**Extracted records:**
..............................

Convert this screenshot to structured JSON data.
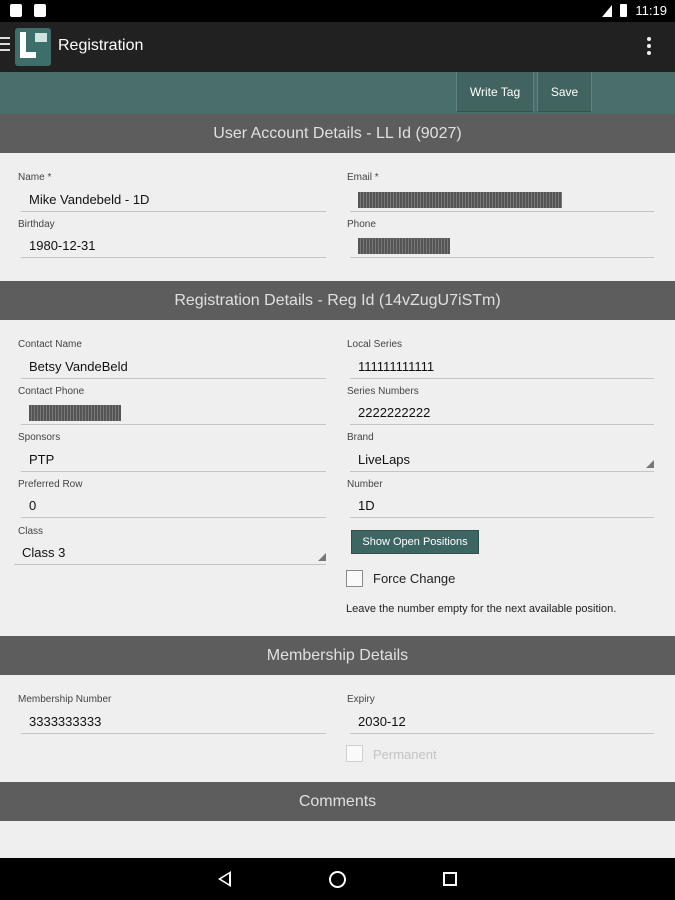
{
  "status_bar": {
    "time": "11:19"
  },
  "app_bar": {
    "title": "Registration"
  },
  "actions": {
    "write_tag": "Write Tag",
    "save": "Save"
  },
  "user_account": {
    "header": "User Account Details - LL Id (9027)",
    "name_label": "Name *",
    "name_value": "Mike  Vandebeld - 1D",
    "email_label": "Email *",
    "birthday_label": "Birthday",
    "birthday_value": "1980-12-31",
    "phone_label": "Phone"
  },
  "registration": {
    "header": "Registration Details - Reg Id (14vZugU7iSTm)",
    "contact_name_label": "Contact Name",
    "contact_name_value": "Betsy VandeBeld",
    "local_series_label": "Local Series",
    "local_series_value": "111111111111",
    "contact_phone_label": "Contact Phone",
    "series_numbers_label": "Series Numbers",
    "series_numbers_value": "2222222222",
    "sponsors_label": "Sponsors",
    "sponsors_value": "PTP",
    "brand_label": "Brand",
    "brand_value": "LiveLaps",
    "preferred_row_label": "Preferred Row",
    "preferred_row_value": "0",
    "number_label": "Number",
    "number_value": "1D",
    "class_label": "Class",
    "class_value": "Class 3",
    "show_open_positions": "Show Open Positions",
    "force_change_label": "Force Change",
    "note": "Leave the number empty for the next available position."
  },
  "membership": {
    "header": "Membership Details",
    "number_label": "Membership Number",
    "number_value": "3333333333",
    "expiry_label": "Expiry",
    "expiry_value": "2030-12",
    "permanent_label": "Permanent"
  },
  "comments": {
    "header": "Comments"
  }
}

..............................

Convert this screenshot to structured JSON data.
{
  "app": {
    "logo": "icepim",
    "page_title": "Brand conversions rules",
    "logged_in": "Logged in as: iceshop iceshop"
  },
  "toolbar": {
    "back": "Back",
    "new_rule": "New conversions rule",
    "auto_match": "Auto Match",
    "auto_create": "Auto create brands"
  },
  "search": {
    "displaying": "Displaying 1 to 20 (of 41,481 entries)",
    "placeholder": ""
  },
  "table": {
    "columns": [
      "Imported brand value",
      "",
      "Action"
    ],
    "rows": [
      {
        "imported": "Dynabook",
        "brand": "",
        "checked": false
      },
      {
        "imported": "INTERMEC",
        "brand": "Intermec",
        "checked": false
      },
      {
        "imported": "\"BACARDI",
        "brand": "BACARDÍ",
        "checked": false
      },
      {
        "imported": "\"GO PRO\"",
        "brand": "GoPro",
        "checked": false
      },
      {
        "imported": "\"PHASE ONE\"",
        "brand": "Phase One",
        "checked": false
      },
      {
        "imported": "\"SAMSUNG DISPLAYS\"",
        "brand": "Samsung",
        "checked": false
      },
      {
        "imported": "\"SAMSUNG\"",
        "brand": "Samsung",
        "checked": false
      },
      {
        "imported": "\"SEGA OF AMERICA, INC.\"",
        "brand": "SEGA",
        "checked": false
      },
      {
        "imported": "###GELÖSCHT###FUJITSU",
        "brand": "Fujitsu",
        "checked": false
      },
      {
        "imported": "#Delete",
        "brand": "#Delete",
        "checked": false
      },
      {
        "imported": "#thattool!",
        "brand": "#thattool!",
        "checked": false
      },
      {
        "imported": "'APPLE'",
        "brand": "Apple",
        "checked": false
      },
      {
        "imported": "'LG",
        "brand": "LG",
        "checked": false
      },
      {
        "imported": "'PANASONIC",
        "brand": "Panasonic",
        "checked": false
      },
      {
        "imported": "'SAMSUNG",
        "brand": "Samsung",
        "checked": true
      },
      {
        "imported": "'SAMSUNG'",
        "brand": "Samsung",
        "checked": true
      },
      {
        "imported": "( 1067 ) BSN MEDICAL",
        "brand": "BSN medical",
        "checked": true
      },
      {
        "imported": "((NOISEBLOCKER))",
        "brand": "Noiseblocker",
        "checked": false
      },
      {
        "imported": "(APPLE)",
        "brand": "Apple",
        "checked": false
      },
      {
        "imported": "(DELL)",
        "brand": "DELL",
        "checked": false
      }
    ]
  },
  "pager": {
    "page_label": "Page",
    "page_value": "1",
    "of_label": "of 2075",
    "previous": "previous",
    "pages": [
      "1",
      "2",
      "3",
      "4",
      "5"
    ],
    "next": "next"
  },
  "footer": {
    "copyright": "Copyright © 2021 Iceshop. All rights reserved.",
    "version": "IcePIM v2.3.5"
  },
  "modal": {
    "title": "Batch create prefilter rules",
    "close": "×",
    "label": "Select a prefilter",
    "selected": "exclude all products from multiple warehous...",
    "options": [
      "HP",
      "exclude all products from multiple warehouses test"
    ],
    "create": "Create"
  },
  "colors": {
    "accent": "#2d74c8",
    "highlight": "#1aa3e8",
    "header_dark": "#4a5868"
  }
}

..............................

**EXERCISE DETAILS:**
Scan the entries above. Copy each line that has the string "exclude".

**TASK OUTPUT:**
    "selected": "exclude all products from multiple warehous...",
      "exclude all products from multiple warehouses test"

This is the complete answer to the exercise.